# Instructions to follow:
Print the complete set of entries exactly.

# Material for this exercise:
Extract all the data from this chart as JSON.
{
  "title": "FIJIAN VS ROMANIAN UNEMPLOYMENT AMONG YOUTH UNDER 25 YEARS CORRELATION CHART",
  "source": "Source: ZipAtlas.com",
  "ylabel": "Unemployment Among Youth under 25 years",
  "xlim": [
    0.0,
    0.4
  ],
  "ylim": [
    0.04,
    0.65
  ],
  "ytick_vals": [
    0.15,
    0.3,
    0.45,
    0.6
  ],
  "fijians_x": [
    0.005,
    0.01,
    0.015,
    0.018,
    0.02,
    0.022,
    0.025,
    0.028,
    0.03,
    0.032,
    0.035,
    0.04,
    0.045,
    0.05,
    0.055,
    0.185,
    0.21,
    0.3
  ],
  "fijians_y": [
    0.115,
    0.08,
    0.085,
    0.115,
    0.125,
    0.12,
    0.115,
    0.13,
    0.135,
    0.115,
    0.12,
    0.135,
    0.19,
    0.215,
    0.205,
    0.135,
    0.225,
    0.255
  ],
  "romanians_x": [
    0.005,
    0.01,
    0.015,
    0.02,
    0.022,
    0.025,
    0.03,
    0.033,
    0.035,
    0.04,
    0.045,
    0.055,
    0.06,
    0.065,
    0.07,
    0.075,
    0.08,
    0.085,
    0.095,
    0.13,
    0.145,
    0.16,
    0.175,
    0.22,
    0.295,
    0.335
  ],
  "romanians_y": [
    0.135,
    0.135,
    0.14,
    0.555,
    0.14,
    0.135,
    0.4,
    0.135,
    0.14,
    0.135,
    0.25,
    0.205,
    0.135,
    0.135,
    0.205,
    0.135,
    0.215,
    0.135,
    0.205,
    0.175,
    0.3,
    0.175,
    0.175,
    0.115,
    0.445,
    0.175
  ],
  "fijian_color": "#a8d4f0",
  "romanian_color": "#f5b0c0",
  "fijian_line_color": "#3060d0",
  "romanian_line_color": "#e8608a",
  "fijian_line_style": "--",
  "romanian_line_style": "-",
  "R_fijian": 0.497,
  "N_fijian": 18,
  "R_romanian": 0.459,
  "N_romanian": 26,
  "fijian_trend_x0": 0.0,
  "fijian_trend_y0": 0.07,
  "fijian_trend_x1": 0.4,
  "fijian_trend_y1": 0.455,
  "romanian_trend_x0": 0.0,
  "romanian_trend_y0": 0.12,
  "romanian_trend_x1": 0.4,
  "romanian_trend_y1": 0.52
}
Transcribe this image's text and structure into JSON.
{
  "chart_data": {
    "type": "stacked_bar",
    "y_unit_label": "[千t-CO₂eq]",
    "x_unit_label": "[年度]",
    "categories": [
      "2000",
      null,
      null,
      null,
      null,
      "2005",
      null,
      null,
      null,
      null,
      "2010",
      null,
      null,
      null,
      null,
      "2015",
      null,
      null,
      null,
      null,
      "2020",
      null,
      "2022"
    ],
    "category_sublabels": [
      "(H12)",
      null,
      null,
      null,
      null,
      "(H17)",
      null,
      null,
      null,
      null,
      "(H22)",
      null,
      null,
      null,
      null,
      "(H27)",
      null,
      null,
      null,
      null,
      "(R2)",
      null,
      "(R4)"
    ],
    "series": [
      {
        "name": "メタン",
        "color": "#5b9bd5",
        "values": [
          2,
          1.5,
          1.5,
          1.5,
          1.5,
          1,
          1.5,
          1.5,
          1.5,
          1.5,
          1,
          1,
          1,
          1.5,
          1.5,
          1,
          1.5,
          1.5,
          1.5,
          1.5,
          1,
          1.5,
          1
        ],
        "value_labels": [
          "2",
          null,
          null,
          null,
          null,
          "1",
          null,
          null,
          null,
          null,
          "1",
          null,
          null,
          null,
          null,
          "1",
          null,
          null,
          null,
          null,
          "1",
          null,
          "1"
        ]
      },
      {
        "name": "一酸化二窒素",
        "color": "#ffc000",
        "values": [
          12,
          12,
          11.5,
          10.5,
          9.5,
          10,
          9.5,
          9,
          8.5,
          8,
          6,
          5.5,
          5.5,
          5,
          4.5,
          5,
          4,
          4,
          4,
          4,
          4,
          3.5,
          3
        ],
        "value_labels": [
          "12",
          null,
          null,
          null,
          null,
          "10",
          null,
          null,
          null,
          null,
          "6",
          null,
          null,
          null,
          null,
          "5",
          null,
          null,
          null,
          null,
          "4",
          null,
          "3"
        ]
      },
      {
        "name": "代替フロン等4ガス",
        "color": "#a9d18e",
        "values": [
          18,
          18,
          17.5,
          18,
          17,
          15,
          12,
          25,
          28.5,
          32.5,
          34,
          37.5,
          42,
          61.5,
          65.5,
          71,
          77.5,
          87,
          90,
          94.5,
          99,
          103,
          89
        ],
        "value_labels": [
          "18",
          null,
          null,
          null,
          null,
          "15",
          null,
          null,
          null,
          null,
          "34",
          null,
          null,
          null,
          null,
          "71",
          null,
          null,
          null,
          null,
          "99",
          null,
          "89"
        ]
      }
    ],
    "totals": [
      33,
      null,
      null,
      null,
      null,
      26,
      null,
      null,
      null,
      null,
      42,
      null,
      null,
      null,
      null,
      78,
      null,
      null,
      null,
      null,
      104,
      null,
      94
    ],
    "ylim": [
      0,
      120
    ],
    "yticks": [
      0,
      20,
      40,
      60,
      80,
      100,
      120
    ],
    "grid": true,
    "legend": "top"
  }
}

# Reply to the task:
Extract all the data from this chart as JSON.
{
  "title": "FIJIAN VS ROMANIAN UNEMPLOYMENT AMONG YOUTH UNDER 25 YEARS CORRELATION CHART",
  "source": "Source: ZipAtlas.com",
  "ylabel": "Unemployment Among Youth under 25 years",
  "xlim": [
    0.0,
    0.4
  ],
  "ylim": [
    0.04,
    0.65
  ],
  "ytick_vals": [
    0.15,
    0.3,
    0.45,
    0.6
  ],
  "fijians_x": [
    0.005,
    0.01,
    0.015,
    0.018,
    0.02,
    0.022,
    0.025,
    0.028,
    0.03,
    0.032,
    0.035,
    0.04,
    0.045,
    0.05,
    0.055,
    0.185,
    0.21,
    0.3
  ],
  "fijians_y": [
    0.115,
    0.08,
    0.085,
    0.115,
    0.125,
    0.12,
    0.115,
    0.13,
    0.135,
    0.115,
    0.12,
    0.135,
    0.19,
    0.215,
    0.205,
    0.135,
    0.225,
    0.255
  ],
  "romanians_x": [
    0.005,
    0.01,
    0.015,
    0.02,
    0.022,
    0.025,
    0.03,
    0.033,
    0.035,
    0.04,
    0.045,
    0.055,
    0.06,
    0.065,
    0.07,
    0.075,
    0.08,
    0.085,
    0.095,
    0.13,
    0.145,
    0.16,
    0.175,
    0.22,
    0.295,
    0.335
  ],
  "romanians_y": [
    0.135,
    0.135,
    0.14,
    0.555,
    0.14,
    0.135,
    0.4,
    0.135,
    0.14,
    0.135,
    0.25,
    0.205,
    0.135,
    0.135,
    0.205,
    0.135,
    0.215,
    0.135,
    0.205,
    0.175,
    0.3,
    0.175,
    0.175,
    0.115,
    0.445,
    0.175
  ],
  "fijian_color": "#a8d4f0",
  "romanian_color": "#f5b0c0",
  "fijian_line_color": "#3060d0",
  "romanian_line_color": "#e8608a",
  "fijian_line_style": "--",
  "romanian_line_style": "-",
  "R_fijian": 0.497,
  "N_fijian": 18,
  "R_romanian": 0.459,
  "N_romanian": 26,
  "fijian_trend_x0": 0.0,
  "fijian_trend_y0": 0.07,
  "fijian_trend_x1": 0.4,
  "fijian_trend_y1": 0.455,
  "romanian_trend_x0": 0.0,
  "romanian_trend_y0": 0.12,
  "romanian_trend_x1": 0.4,
  "romanian_trend_y1": 0.52
}
Transcribe this image's text and structure into JSON.
{
  "chart_data": {
    "type": "stacked_bar",
    "y_unit_label": "[千t-CO₂eq]",
    "x_unit_label": "[年度]",
    "categories": [
      "2000",
      null,
      null,
      null,
      null,
      "2005",
      null,
      null,
      null,
      null,
      "2010",
      null,
      null,
      null,
      null,
      "2015",
      null,
      null,
      null,
      null,
      "2020",
      null,
      "2022"
    ],
    "category_sublabels": [
      "(H12)",
      null,
      null,
      null,
      null,
      "(H17)",
      null,
      null,
      null,
      null,
      "(H22)",
      null,
      null,
      null,
      null,
      "(H27)",
      null,
      null,
      null,
      null,
      "(R2)",
      null,
      "(R4)"
    ],
    "series": [
      {
        "name": "メタン",
        "color": "#5b9bd5",
        "values": [
          2,
          1.5,
          1.5,
          1.5,
          1.5,
          1,
          1.5,
          1.5,
          1.5,
          1.5,
          1,
          1,
          1,
          1.5,
          1.5,
          1,
          1.5,
          1.5,
          1.5,
          1.5,
          1,
          1.5,
          1
        ],
        "value_labels": [
          "2",
          null,
          null,
          null,
          null,
          "1",
          null,
          null,
          null,
          null,
          "1",
          null,
          null,
          null,
          null,
          "1",
          null,
          null,
          null,
          null,
          "1",
          null,
          "1"
        ]
      },
      {
        "name": "一酸化二窒素",
        "color": "#ffc000",
        "values": [
          12,
          12,
          11.5,
          10.5,
          9.5,
          10,
          9.5,
          9,
          8.5,
          8,
          6,
          5.5,
          5.5,
          5,
          4.5,
          5,
          4,
          4,
          4,
          4,
          4,
          3.5,
          3
        ],
        "value_labels": [
          "12",
          null,
          null,
          null,
          null,
          "10",
          null,
          null,
          null,
          null,
          "6",
          null,
          null,
          null,
          null,
          "5",
          null,
          null,
          null,
          null,
          "4",
          null,
          "3"
        ]
      },
      {
        "name": "代替フロン等4ガス",
        "color": "#a9d18e",
        "values": [
          18,
          18,
          17.5,
          18,
          17,
          15,
          12,
          25,
          28.5,
          32.5,
          34,
          37.5,
          42,
          61.5,
          65.5,
          71,
          77.5,
          87,
          90,
          94.5,
          99,
          103,
          89
        ],
        "value_labels": [
          "18",
          null,
          null,
          null,
          null,
          "15",
          null,
          null,
          null,
          null,
          "34",
          null,
          null,
          null,
          null,
          "71",
          null,
          null,
          null,
          null,
          "99",
          null,
          "89"
        ]
      }
    ],
    "totals": [
      33,
      null,
      null,
      null,
      null,
      26,
      null,
      null,
      null,
      null,
      42,
      null,
      null,
      null,
      null,
      78,
      null,
      null,
      null,
      null,
      104,
      null,
      94
    ],
    "ylim": [
      0,
      120
    ],
    "yticks": [
      0,
      20,
      40,
      60,
      80,
      100,
      120
    ],
    "grid": true,
    "legend": "top"
  }
}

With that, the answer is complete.